• [PROMPT] Leaving out all images, write out the records that follow exactly.

• [DATASET ENTRIES]
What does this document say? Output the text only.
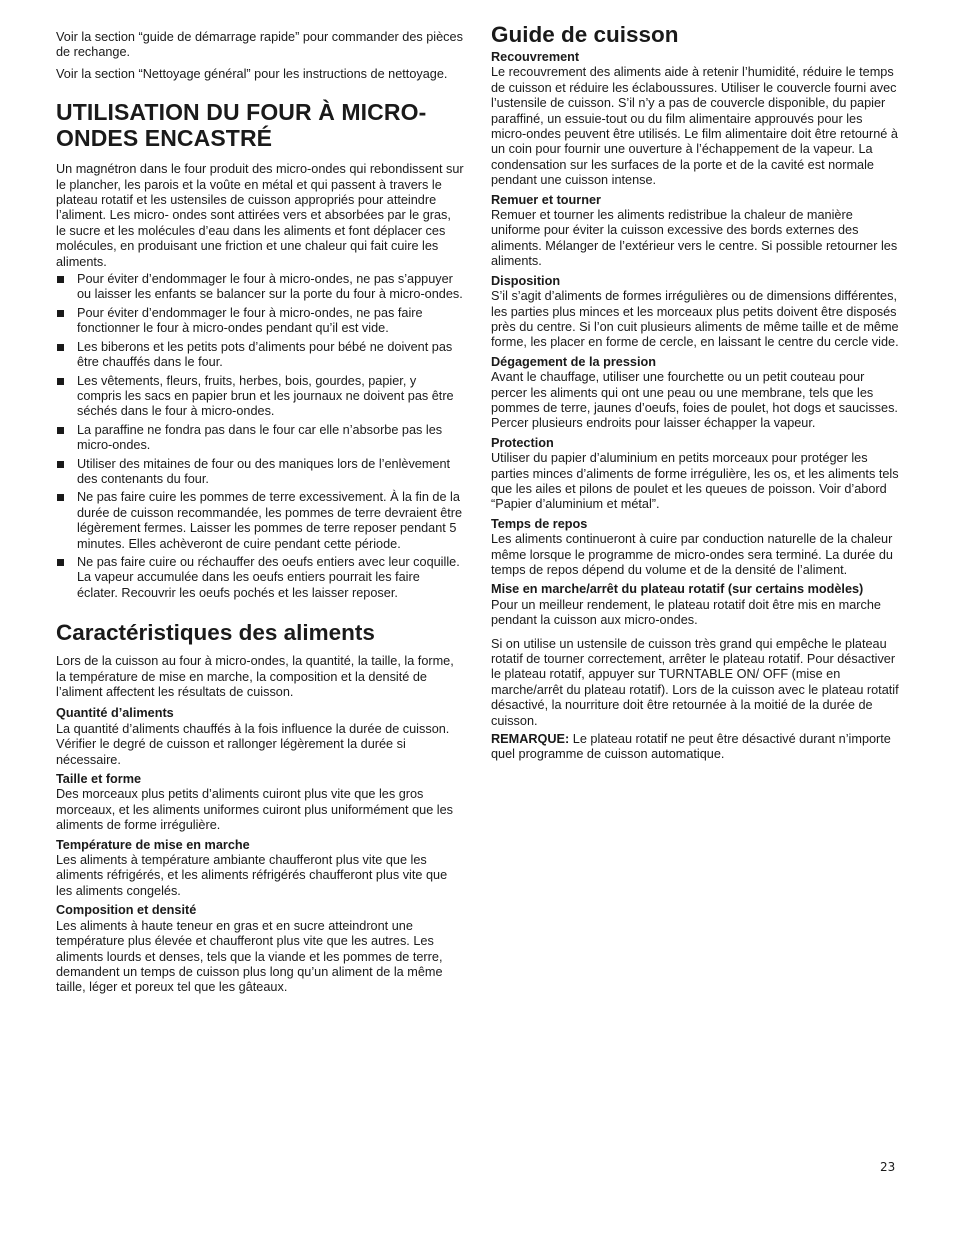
Voir la section “guide de démarrage rapide” pour commander des pièces de rechange.

Voir la section “Nettoyage général” pour les instructions de nettoyage.

UTILISATION DU FOUR À MICRO-ONDES ENCASTRÉ

Un magnétron dans le four produit des micro-ondes qui rebondissent sur le plancher, les parois et la voûte en métal et qui passent à travers le plateau rotatif et les ustensiles de cuisson appropriés pour atteindre l’aliment. Les micro- ondes sont attirées vers et absorbées par le gras, le sucre et les molécules d’eau dans les aliments et font déplacer ces molécules, en produisant une friction et une chaleur qui fait cuire les aliments.

Pour éviter d’endommager le four à micro-ondes, ne pas s’appuyer ou laisser les enfants se balancer sur la porte du four à micro-ondes.
Pour éviter d’endommager le four à micro-ondes, ne pas faire fonctionner le four à micro-ondes pendant qu’il est vide.
Les biberons et les petits pots d’aliments pour bébé ne doivent pas être chauffés dans le four.
Les vêtements, fleurs, fruits, herbes, bois, gourdes, papier, y compris les sacs en papier brun et les journaux ne doivent pas être séchés dans le four à micro-ondes.
La paraffine ne fondra pas dans le four car elle n’absorbe pas les micro-ondes.
Utiliser des mitaines de four ou des maniques lors de l’enlèvement des contenants du four.
Ne pas faire cuire les pommes de terre excessivement. À la fin de la durée de cuisson recommandée, les pommes de terre devraient être légèrement fermes. Laisser les pommes de terre reposer pendant 5 minutes. Elles achèveront de cuire pendant cette période.
Ne pas faire cuire ou réchauffer des oeufs entiers avec leur coquille. La vapeur accumulée dans les oeufs entiers pourrait les faire éclater. Recouvrir les oeufs pochés et les laisser reposer.
Caractéristiques des aliments

Lors de la cuisson au four à micro-ondes, la quantité, la taille, la forme, la température de mise en marche, la composition et la densité de l’aliment affectent les résultats de cuisson.

Quantité d’aliments

La quantité d’aliments chauffés à la fois influence la durée de cuisson. Vérifier le degré de cuisson et rallonger légèrement la durée si nécessaire.

Taille et forme

Des morceaux plus petits d’aliments cuiront plus vite que les gros morceaux, et les aliments uniformes cuiront plus uniformément que les aliments de forme irrégulière.

Température de mise en marche

Les aliments à température ambiante chaufferont plus vite que les aliments réfrigérés, et les aliments réfrigérés chaufferont plus vite que les aliments congelés.

Composition et densité

Les aliments à haute teneur en gras et en sucre atteindront une température plus élevée et chaufferont plus vite que les autres. Les aliments lourds et denses, tels que la viande et les pommes de terre, demandent un temps de cuisson plus long qu’un aliment de la même taille, léger et poreux tel que les gâteaux.

Guide de cuisson

Recouvrement

Le recouvrement des aliments aide à retenir l’humidité, réduire le temps de cuisson et réduire les éclaboussures. Utiliser le couvercle fourni avec l’ustensile de cuisson. S’il n’y a pas de couvercle disponible, du papier paraffiné, un essuie-tout ou du film alimentaire approuvés pour les micro-ondes peuvent être utilisés. Le film alimentaire doit être retourné à un coin pour fournir une ouverture à l’échappement de la vapeur. La condensation sur les surfaces de la porte et de la cavité est normale pendant une cuisson intense.

Remuer et tourner

Remuer et tourner les aliments redistribue la chaleur de manière uniforme pour éviter la cuisson excessive des bords externes des aliments. Mélanger de l’extérieur vers le centre. Si possible retourner les aliments.

Disposition

S’il s’agit d’aliments de formes irrégulières ou de dimensions différentes, les parties plus minces et les morceaux plus petits doivent être disposés près du centre. Si l’on cuit plusieurs aliments de même taille et de même forme, les placer en forme de cercle, en laissant le centre du cercle vide.

Dégagement de la pression

Avant le chauffage, utiliser une fourchette ou un petit couteau pour percer les aliments qui ont une peau ou une membrane, tels que les pommes de terre, jaunes d’oeufs, foies de poulet, hot dogs et saucisses. Percer plusieurs endroits pour laisser échapper la vapeur.

Protection

Utiliser du papier d’aluminium en petits morceaux pour protéger les parties minces d’aliments de forme irrégulière, les os, et les aliments tels que les ailes et pilons de poulet et les queues de poisson. Voir d’abord “Papier d’aluminium et métal”.

Temps de repos

Les aliments continueront à cuire par conduction naturelle de la chaleur même lorsque le programme de micro-ondes sera terminé. La durée du temps de repos dépend du volume et de la densité de l’aliment.

Mise en marche/arrêt du plateau rotatif (sur certains modèles)

Pour un meilleur rendement, le plateau rotatif doit être mis en marche pendant la cuisson aux micro-ondes.

Si on utilise un ustensile de cuisson très grand qui empêche le plateau rotatif de tourner correctement, arrêter le plateau rotatif. Pour désactiver le plateau rotatif, appuyer sur TURNTABLE ON/ OFF (mise en marche/arrêt du plateau rotatif). Lors de la cuisson avec le plateau rotatif désactivé, la nourriture doit être retournée à la moitié de la durée de cuisson.

REMARQUE: Le plateau rotatif ne peut être désactivé durant n’importe quel programme de cuisson automatique.

23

• [ANSWER TO THE EXERCISE]
What does this document say? Output the text only.
Voir la section “guide de démarrage rapide” pour commander des pièces de rechange.

Voir la section “Nettoyage général” pour les instructions de nettoyage.

UTILISATION DU FOUR À MICRO-ONDES ENCASTRÉ

Un magnétron dans le four produit des micro-ondes qui rebondissent sur le plancher, les parois et la voûte en métal et qui passent à travers le plateau rotatif et les ustensiles de cuisson appropriés pour atteindre l’aliment. Les micro- ondes sont attirées vers et absorbées par le gras, le sucre et les molécules d’eau dans les aliments et font déplacer ces molécules, en produisant une friction et une chaleur qui fait cuire les aliments.

Pour éviter d’endommager le four à micro-ondes, ne pas s’appuyer ou laisser les enfants se balancer sur la porte du four à micro-ondes.
Pour éviter d’endommager le four à micro-ondes, ne pas faire fonctionner le four à micro-ondes pendant qu’il est vide.
Les biberons et les petits pots d’aliments pour bébé ne doivent pas être chauffés dans le four.
Les vêtements, fleurs, fruits, herbes, bois, gourdes, papier, y compris les sacs en papier brun et les journaux ne doivent pas être séchés dans le four à micro-ondes.
La paraffine ne fondra pas dans le four car elle n’absorbe pas les micro-ondes.
Utiliser des mitaines de four ou des maniques lors de l’enlèvement des contenants du four.
Ne pas faire cuire les pommes de terre excessivement. À la fin de la durée de cuisson recommandée, les pommes de terre devraient être légèrement fermes. Laisser les pommes de terre reposer pendant 5 minutes. Elles achèveront de cuire pendant cette période.
Ne pas faire cuire ou réchauffer des oeufs entiers avec leur coquille. La vapeur accumulée dans les oeufs entiers pourrait les faire éclater. Recouvrir les oeufs pochés et les laisser reposer.
Caractéristiques des aliments

Lors de la cuisson au four à micro-ondes, la quantité, la taille, la forme, la température de mise en marche, la composition et la densité de l’aliment affectent les résultats de cuisson.

Quantité d’aliments

La quantité d’aliments chauffés à la fois influence la durée de cuisson. Vérifier le degré de cuisson et rallonger légèrement la durée si nécessaire.

Taille et forme

Des morceaux plus petits d’aliments cuiront plus vite que les gros morceaux, et les aliments uniformes cuiront plus uniformément que les aliments de forme irrégulière.

Température de mise en marche

Les aliments à température ambiante chaufferont plus vite que les aliments réfrigérés, et les aliments réfrigérés chaufferont plus vite que les aliments congelés.

Composition et densité

Les aliments à haute teneur en gras et en sucre atteindront une température plus élevée et chaufferont plus vite que les autres. Les aliments lourds et denses, tels que la viande et les pommes de terre, demandent un temps de cuisson plus long qu’un aliment de la même taille, léger et poreux tel que les gâteaux.

Guide de cuisson

Recouvrement

Le recouvrement des aliments aide à retenir l’humidité, réduire le temps de cuisson et réduire les éclaboussures. Utiliser le couvercle fourni avec l’ustensile de cuisson. S’il n’y a pas de couvercle disponible, du papier paraffiné, un essuie-tout ou du film alimentaire approuvés pour les micro-ondes peuvent être utilisés. Le film alimentaire doit être retourné à un coin pour fournir une ouverture à l’échappement de la vapeur. La condensation sur les surfaces de la porte et de la cavité est normale pendant une cuisson intense.

Remuer et tourner

Remuer et tourner les aliments redistribue la chaleur de manière uniforme pour éviter la cuisson excessive des bords externes des aliments. Mélanger de l’extérieur vers le centre. Si possible retourner les aliments.

Disposition

S’il s’agit d’aliments de formes irrégulières ou de dimensions différentes, les parties plus minces et les morceaux plus petits doivent être disposés près du centre. Si l’on cuit plusieurs aliments de même taille et de même forme, les placer en forme de cercle, en laissant le centre du cercle vide.

Dégagement de la pression

Avant le chauffage, utiliser une fourchette ou un petit couteau pour percer les aliments qui ont une peau ou une membrane, tels que les pommes de terre, jaunes d’oeufs, foies de poulet, hot dogs et saucisses. Percer plusieurs endroits pour laisser échapper la vapeur.

Protection

Utiliser du papier d’aluminium en petits morceaux pour protéger les parties minces d’aliments de forme irrégulière, les os, et les aliments tels que les ailes et pilons de poulet et les queues de poisson. Voir d’abord “Papier d’aluminium et métal”.

Temps de repos

Les aliments continueront à cuire par conduction naturelle de la chaleur même lorsque le programme de micro-ondes sera terminé. La durée du temps de repos dépend du volume et de la densité de l’aliment.

Mise en marche/arrêt du plateau rotatif (sur certains modèles)

Pour un meilleur rendement, le plateau rotatif doit être mis en marche pendant la cuisson aux micro-ondes.

Si on utilise un ustensile de cuisson très grand qui empêche le plateau rotatif de tourner correctement, arrêter le plateau rotatif. Pour désactiver le plateau rotatif, appuyer sur TURNTABLE ON/ OFF (mise en marche/arrêt du plateau rotatif). Lors de la cuisson avec le plateau rotatif désactivé, la nourriture doit être retournée à la moitié de la durée de cuisson.

REMARQUE: Le plateau rotatif ne peut être désactivé durant n’importe quel programme de cuisson automatique.

23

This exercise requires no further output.